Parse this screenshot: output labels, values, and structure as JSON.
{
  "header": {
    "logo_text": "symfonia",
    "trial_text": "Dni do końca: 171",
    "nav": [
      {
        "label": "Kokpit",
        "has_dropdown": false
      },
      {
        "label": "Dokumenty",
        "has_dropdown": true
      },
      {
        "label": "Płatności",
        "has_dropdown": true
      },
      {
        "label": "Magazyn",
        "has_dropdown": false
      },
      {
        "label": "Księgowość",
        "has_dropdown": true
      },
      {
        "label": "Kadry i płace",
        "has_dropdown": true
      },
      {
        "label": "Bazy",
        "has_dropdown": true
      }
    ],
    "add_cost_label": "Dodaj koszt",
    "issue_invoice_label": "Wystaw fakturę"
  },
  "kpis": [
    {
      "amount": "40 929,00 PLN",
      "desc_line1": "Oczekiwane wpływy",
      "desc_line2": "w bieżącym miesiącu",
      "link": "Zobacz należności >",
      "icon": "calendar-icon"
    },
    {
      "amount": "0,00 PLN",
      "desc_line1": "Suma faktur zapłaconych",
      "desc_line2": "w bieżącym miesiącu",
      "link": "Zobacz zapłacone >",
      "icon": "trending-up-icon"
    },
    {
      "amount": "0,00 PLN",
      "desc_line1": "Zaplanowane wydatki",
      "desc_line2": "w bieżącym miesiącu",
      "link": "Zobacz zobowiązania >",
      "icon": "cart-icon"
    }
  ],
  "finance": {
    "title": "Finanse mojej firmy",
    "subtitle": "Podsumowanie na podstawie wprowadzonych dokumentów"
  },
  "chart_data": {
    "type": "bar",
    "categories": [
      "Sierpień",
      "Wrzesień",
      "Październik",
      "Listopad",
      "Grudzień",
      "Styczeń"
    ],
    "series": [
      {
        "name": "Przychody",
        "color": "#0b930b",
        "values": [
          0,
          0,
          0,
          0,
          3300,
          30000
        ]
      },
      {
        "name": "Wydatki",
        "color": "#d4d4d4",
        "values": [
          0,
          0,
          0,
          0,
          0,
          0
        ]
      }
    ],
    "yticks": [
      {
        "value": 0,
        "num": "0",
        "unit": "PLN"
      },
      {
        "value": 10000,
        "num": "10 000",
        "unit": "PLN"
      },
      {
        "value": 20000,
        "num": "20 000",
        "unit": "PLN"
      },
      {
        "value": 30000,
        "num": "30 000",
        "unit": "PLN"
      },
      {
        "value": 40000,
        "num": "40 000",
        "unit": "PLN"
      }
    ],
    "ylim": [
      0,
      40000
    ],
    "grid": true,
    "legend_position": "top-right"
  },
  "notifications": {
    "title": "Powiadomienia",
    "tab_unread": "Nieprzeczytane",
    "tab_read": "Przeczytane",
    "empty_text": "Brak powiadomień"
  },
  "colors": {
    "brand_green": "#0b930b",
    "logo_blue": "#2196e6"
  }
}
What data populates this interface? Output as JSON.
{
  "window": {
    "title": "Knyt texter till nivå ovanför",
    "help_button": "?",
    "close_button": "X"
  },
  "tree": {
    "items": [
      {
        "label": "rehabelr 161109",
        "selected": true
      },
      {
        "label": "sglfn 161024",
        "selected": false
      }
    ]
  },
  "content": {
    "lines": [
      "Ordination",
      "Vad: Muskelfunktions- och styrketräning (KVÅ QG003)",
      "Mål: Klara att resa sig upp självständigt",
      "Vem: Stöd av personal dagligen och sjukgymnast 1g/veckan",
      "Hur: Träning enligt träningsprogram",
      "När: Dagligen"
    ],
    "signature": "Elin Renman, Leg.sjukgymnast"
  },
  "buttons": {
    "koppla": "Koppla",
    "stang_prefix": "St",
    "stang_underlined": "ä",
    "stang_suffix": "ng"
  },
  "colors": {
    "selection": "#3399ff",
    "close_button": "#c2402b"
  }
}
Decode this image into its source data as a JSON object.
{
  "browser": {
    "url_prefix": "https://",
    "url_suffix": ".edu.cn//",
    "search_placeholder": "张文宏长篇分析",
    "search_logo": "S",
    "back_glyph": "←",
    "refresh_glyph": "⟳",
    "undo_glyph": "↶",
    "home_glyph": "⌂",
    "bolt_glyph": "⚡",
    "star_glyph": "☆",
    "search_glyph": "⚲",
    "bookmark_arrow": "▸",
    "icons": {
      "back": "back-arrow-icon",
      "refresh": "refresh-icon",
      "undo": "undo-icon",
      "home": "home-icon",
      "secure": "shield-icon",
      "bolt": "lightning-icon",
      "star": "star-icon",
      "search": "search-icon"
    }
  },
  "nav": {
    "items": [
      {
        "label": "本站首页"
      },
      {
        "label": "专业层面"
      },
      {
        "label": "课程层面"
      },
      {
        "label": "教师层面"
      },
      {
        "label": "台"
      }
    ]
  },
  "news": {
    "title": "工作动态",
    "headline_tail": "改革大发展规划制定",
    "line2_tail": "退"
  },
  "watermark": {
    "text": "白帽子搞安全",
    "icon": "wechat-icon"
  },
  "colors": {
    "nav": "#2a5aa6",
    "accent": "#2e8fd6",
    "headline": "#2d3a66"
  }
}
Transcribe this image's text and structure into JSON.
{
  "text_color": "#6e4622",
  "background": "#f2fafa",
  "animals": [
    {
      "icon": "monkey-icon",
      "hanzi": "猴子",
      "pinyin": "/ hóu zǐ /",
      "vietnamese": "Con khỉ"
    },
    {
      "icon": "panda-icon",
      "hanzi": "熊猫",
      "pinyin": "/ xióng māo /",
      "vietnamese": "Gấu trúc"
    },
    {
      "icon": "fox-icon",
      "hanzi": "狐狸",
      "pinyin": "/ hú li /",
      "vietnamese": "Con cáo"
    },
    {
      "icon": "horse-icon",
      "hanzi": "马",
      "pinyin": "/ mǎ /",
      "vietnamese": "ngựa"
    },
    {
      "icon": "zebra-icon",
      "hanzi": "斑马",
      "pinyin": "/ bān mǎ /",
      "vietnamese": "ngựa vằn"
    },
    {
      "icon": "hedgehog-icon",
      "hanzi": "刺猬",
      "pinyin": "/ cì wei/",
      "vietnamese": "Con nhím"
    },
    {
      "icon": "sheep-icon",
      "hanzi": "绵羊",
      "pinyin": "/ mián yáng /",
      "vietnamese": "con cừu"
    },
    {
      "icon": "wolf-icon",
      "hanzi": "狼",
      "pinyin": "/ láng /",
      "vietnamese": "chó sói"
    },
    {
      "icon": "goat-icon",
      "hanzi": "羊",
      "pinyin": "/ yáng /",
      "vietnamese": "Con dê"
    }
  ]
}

**Task statement**.
Every entry must be output again, exactly as written above.

**Task output**.
Parse this screenshot: output labels, values, and structure as JSON.
{
  "header": {
    "logo_text": "symfonia",
    "trial_text": "Dni do końca: 171",
    "nav": [
      {
        "label": "Kokpit",
        "has_dropdown": false
      },
      {
        "label": "Dokumenty",
        "has_dropdown": true
      },
      {
        "label": "Płatności",
        "has_dropdown": true
      },
      {
        "label": "Magazyn",
        "has_dropdown": false
      },
      {
        "label": "Księgowość",
        "has_dropdown": true
      },
      {
        "label": "Kadry i płace",
        "has_dropdown": true
      },
      {
        "label": "Bazy",
        "has_dropdown": true
      }
    ],
    "add_cost_label": "Dodaj koszt",
    "issue_invoice_label": "Wystaw fakturę"
  },
  "kpis": [
    {
      "amount": "40 929,00 PLN",
      "desc_line1": "Oczekiwane wpływy",
      "desc_line2": "w bieżącym miesiącu",
      "link": "Zobacz należności >",
      "icon": "calendar-icon"
    },
    {
      "amount": "0,00 PLN",
      "desc_line1": "Suma faktur zapłaconych",
      "desc_line2": "w bieżącym miesiącu",
      "link": "Zobacz zapłacone >",
      "icon": "trending-up-icon"
    },
    {
      "amount": "0,00 PLN",
      "desc_line1": "Zaplanowane wydatki",
      "desc_line2": "w bieżącym miesiącu",
      "link": "Zobacz zobowiązania >",
      "icon": "cart-icon"
    }
  ],
  "finance": {
    "title": "Finanse mojej firmy",
    "subtitle": "Podsumowanie na podstawie wprowadzonych dokumentów"
  },
  "chart_data": {
    "type": "bar",
    "categories": [
      "Sierpień",
      "Wrzesień",
      "Październik",
      "Listopad",
      "Grudzień",
      "Styczeń"
    ],
    "series": [
      {
        "name": "Przychody",
        "color": "#0b930b",
        "values": [
          0,
          0,
          0,
          0,
          3300,
          30000
        ]
      },
      {
        "name": "Wydatki",
        "color": "#d4d4d4",
        "values": [
          0,
          0,
          0,
          0,
          0,
          0
        ]
      }
    ],
    "yticks": [
      {
        "value": 0,
        "num": "0",
        "unit": "PLN"
      },
      {
        "value": 10000,
        "num": "10 000",
        "unit": "PLN"
      },
      {
        "value": 20000,
        "num": "20 000",
        "unit": "PLN"
      },
      {
        "value": 30000,
        "num": "30 000",
        "unit": "PLN"
      },
      {
        "value": 40000,
        "num": "40 000",
        "unit": "PLN"
      }
    ],
    "ylim": [
      0,
      40000
    ],
    "grid": true,
    "legend_position": "top-right"
  },
  "notifications": {
    "title": "Powiadomienia",
    "tab_unread": "Nieprzeczytane",
    "tab_read": "Przeczytane",
    "empty_text": "Brak powiadomień"
  },
  "colors": {
    "brand_green": "#0b930b",
    "logo_blue": "#2196e6"
  }
}
What data populates this interface? Output as JSON.
{
  "window": {
    "title": "Knyt texter till nivå ovanför",
    "help_button": "?",
    "close_button": "X"
  },
  "tree": {
    "items": [
      {
        "label": "rehabelr 161109",
        "selected": true
      },
      {
        "label": "sglfn 161024",
        "selected": false
      }
    ]
  },
  "content": {
    "lines": [
      "Ordination",
      "Vad: Muskelfunktions- och styrketräning (KVÅ QG003)",
      "Mål: Klara att resa sig upp självständigt",
      "Vem: Stöd av personal dagligen och sjukgymnast 1g/veckan",
      "Hur: Träning enligt träningsprogram",
      "När: Dagligen"
    ],
    "signature": "Elin Renman, Leg.sjukgymnast"
  },
  "buttons": {
    "koppla": "Koppla",
    "stang_prefix": "St",
    "stang_underlined": "ä",
    "stang_suffix": "ng"
  },
  "colors": {
    "selection": "#3399ff",
    "close_button": "#c2402b"
  }
}
Decode this image into its source data as a JSON object.
{
  "browser": {
    "url_prefix": "https://",
    "url_suffix": ".edu.cn//",
    "search_placeholder": "张文宏长篇分析",
    "search_logo": "S",
    "back_glyph": "←",
    "refresh_glyph": "⟳",
    "undo_glyph": "↶",
    "home_glyph": "⌂",
    "bolt_glyph": "⚡",
    "star_glyph": "☆",
    "search_glyph": "⚲",
    "bookmark_arrow": "▸",
    "icons": {
      "back": "back-arrow-icon",
      "refresh": "refresh-icon",
      "undo": "undo-icon",
      "home": "home-icon",
      "secure": "shield-icon",
      "bolt": "lightning-icon",
      "star": "star-icon",
      "search": "search-icon"
    }
  },
  "nav": {
    "items": [
      {
        "label": "本站首页"
      },
      {
        "label": "专业层面"
      },
      {
        "label": "课程层面"
      },
      {
        "label": "教师层面"
      },
      {
        "label": "台"
      }
    ]
  },
  "news": {
    "title": "工作动态",
    "headline_tail": "改革大发展规划制定",
    "line2_tail": "退"
  },
  "watermark": {
    "text": "白帽子搞安全",
    "icon": "wechat-icon"
  },
  "colors": {
    "nav": "#2a5aa6",
    "accent": "#2e8fd6",
    "headline": "#2d3a66"
  }
}
Transcribe this image's text and structure into JSON.
{
  "text_color": "#6e4622",
  "background": "#f2fafa",
  "animals": [
    {
      "icon": "monkey-icon",
      "hanzi": "猴子",
      "pinyin": "/ hóu zǐ /",
      "vietnamese": "Con khỉ"
    },
    {
      "icon": "panda-icon",
      "hanzi": "熊猫",
      "pinyin": "/ xióng māo /",
      "vietnamese": "Gấu trúc"
    },
    {
      "icon": "fox-icon",
      "hanzi": "狐狸",
      "pinyin": "/ hú li /",
      "vietnamese": "Con cáo"
    },
    {
      "icon": "horse-icon",
      "hanzi": "马",
      "pinyin": "/ mǎ /",
      "vietnamese": "ngựa"
    },
    {
      "icon": "zebra-icon",
      "hanzi": "斑马",
      "pinyin": "/ bān mǎ /",
      "vietnamese": "ngựa vằn"
    },
    {
      "icon": "hedgehog-icon",
      "hanzi": "刺猬",
      "pinyin": "/ cì wei/",
      "vietnamese": "Con nhím"
    },
    {
      "icon": "sheep-icon",
      "hanzi": "绵羊",
      "pinyin": "/ mián yáng /",
      "vietnamese": "con cừu"
    },
    {
      "icon": "wolf-icon",
      "hanzi": "狼",
      "pinyin": "/ láng /",
      "vietnamese": "chó sói"
    },
    {
      "icon": "goat-icon",
      "hanzi": "羊",
      "pinyin": "/ yáng /",
      "vietnamese": "Con dê"
    }
  ]
}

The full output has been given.